TEXT SHOWN:
On Thu, 2009-09-03 at 16:17 -0400, Hasan Rezaul-CHR010 wrote:
> Hi All,
> 
> I have defined policy such that user_t cannot 'write' to certain
> files/directories, e.g.  /etc/passwd.
> 
> I have Selinux Strict policy running in "Permissive" Mode, and lets just
> say I am not at liberty to run it in "Enforcing" mode.
> 
> I also have  /selinux/avc/cache_threshold set to the default  "512".
> 
> And to test that my policy works, I SSH-login as a user "test" who has
> default context  user_u:user_r:user_t
> And I attempt to "vi /etc/passwd".
> 
> Given the above conditions: 
> - I understand that SELinux will (and does) report a deny into audit.log
> the first time I attempt the "vi /etc/passwd".
> 
> - The next time I do "vi /etc/passwd" within the same SSH-session, it
> does NOT log the deny! I understand this is because of the Permissive
> Mode + the cache_threshold value.
> 
> - If I exit my SSH session, and then create a new SSH-session and login
> again with user "test", and then "vi /etc/passwd" again, I thought I
> should see a deny in the audit.log ? Since this is a new SSH-Session...
> But I DON'T see it ???

No.  In permissive mode, when the denial is encountered, the AVC adds
that denied permission into the allowed vector in the corresponding AVC
cache entry so that subsequent denials do not get logged.  It remains
there until something causes the entry to be evicted, whether that is a
due to a policy reload, changing a boolean, toggling enforcing mode, or
just needing to reclaim an entry over time.  It doesn't have anything to
do with ssh sessions.

You can force an AVC reset at any time by reloading policy, changing a
boolean, or toggling enforcing mode.  Or you can set the threshold low
to cause nodes to get reclaimed quickly for reuse (that sets the upper
limit on the number of nodes to be used by the AVC).  Or you could just
patch your kernel to _not_ add the denied permission to the AVC in the
first place.

TASK PROMPT: Extract the full SELinux message word for word, keeping every line as it appears. The rows play no part in the work here.

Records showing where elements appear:
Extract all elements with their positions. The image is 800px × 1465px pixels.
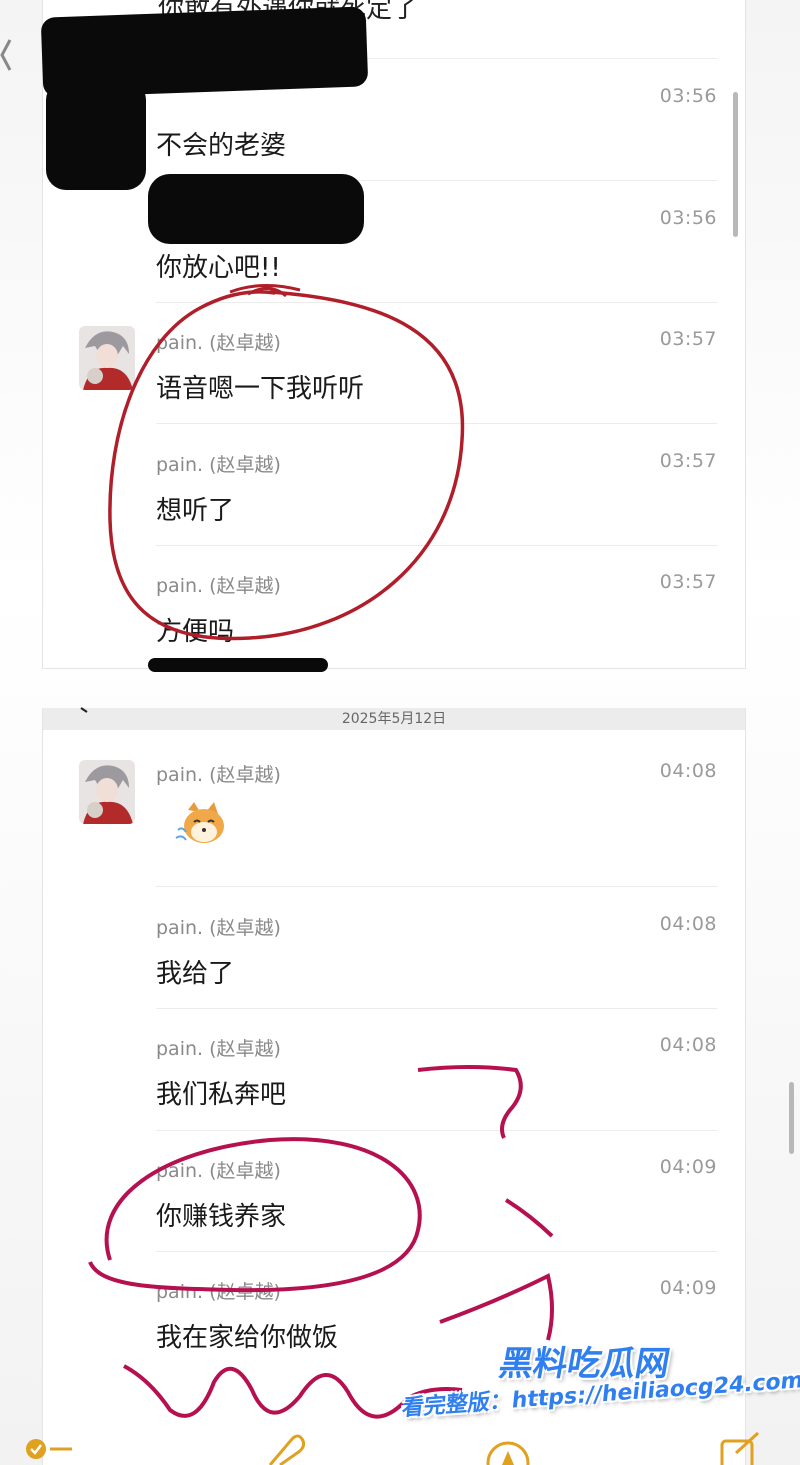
message-time: 03:56	[659, 207, 717, 229]
message-item[interactable]: pain. (赵卓越) 03:57 语音嗯一下我听听	[156, 328, 717, 408]
redaction-block	[148, 658, 328, 672]
pen-circle-icon[interactable]	[486, 1435, 530, 1465]
message-text: 我们私奔吧	[156, 1080, 287, 1110]
sender-name: pain. (赵卓越)	[156, 1160, 281, 1182]
message-list-card: 你敢有外遇你就死定了 03:56 不会的老婆 03:56 你放心吧!! pain…	[42, 0, 746, 669]
message-item[interactable]: pain. (赵卓越) 03:57 想听了	[156, 450, 717, 530]
message-text: 你放心吧!!	[156, 253, 281, 283]
message-time: 03:57	[659, 571, 717, 593]
divider	[156, 545, 717, 546]
message-text: 我给了	[156, 959, 235, 989]
message-item[interactable]: pain. (赵卓越) 04:08	[156, 760, 717, 880]
message-time: 03:56	[659, 85, 717, 107]
scrollbar-thumb[interactable]	[733, 92, 738, 237]
divider	[156, 1008, 717, 1009]
sender-name: pain. (赵卓越)	[156, 454, 281, 476]
scrollbar-thumb[interactable]	[789, 1082, 794, 1154]
avatar[interactable]	[79, 326, 135, 390]
message-item[interactable]: pain. (赵卓越) 04:08 我们私奔吧	[156, 1034, 717, 1114]
message-item[interactable]: pain. (赵卓越) 03:57 方便吗	[156, 571, 717, 651]
message-item[interactable]: 03:56 不会的老婆	[156, 85, 717, 165]
sender-name: pain. (赵卓越)	[156, 575, 281, 597]
message-time: 04:08	[659, 760, 717, 782]
message-time: 04:08	[659, 1034, 717, 1056]
message-text: 不会的老婆	[156, 131, 287, 161]
avatar[interactable]	[79, 760, 135, 824]
sender-name: pain. (赵卓越)	[156, 1038, 281, 1060]
divider	[156, 423, 717, 424]
message-text: 语音嗯一下我听听	[156, 374, 365, 404]
chevron-left-icon[interactable]	[79, 704, 93, 718]
checklist-icon[interactable]	[24, 1433, 76, 1463]
message-time: 04:09	[659, 1156, 717, 1178]
message-text: 方便吗	[156, 617, 235, 647]
paperclip-icon[interactable]	[262, 1431, 306, 1465]
message-text: 想听了	[156, 496, 235, 526]
sender-name: pain. (赵卓越)	[156, 332, 281, 354]
compose-icon[interactable]	[718, 1431, 762, 1465]
sender-name: pain. (赵卓越)	[156, 1281, 281, 1303]
message-time: 04:08	[659, 913, 717, 935]
message-text: 你赚钱养家	[156, 1202, 287, 1232]
sender-name: pain. (赵卓越)	[156, 764, 281, 786]
shiba-dog-sticker-icon[interactable]	[174, 800, 230, 848]
date-separator: 2025年5月12日	[43, 708, 745, 730]
message-time: 04:09	[659, 1277, 717, 1299]
message-text: 我在家给你做饭	[156, 1323, 339, 1353]
sender-name: pain. (赵卓越)	[156, 917, 281, 939]
message-time: 03:57	[659, 450, 717, 472]
chevron-left-icon[interactable]	[0, 30, 14, 80]
redaction-block	[148, 174, 364, 244]
message-time: 03:57	[659, 328, 717, 350]
redaction-block	[46, 80, 146, 190]
divider	[156, 1251, 717, 1252]
divider	[156, 886, 717, 887]
divider	[156, 1130, 717, 1131]
message-item[interactable]: pain. (赵卓越) 04:09 你赚钱养家	[156, 1156, 717, 1236]
message-item[interactable]: pain. (赵卓越) 04:08 我给了	[156, 913, 717, 993]
divider	[156, 302, 717, 303]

EXERCISE RESULT:
On Thu, 2009-09-03 at 16:17 -0400, Hasan Rezaul-CHR010 wrote:
> Hi All,
> 
> I have defined policy such that user_t cannot 'write' to certain
> files/directories, e.g.  /etc/passwd.
> 
> I have Selinux Strict policy running in "Permissive" Mode, and lets just
> say I am not at liberty to run it in "Enforcing" mode.
> 
> I also have  /selinux/avc/cache_threshold set to the default  "512".
> 
> And to test that my policy works, I SSH-login as a user "test" who has
> default context  user_u:user_r:user_t
> And I attempt to "vi /etc/passwd".
> 
> Given the above conditions: 
> - I understand that SELinux will (and does) report a deny into audit.log
> the first time I attempt the "vi /etc/passwd".
> 
> - The next time I do "vi /etc/passwd" within the same SSH-session, it
> does NOT log the deny! I understand this is because of the Permissive
> Mode + the cache_threshold value.
> 
> - If I exit my SSH session, and then create a new SSH-session and login
> again with user "test", and then "vi /etc/passwd" again, I thought I
> should see a deny in the audit.log ? Since this is a new SSH-Session...
> But I DON'T see it ???

No.  In permissive mode, when the denial is encountered, the AVC adds
that denied permission into the allowed vector in the corresponding AVC
cache entry so that subsequent denials do not get logged.  It remains
there until something causes the entry to be evicted, whether that is a
due to a policy reload, changing a boolean, toggling enforcing mode, or
just needing to reclaim an entry over time.  It doesn't have anything to
do with ssh sessions.

You can force an AVC reset at any time by reloading policy, changing a
boolean, or toggling enforcing mode.  Or you can set the threshold low
to cause nodes to get reclaimed quickly for reuse (that sets the upper
limit on the number of nodes to be used by the AVC).  Or you could just
patch your kernel to _not_ add the denied permission to the AVC in the
first place.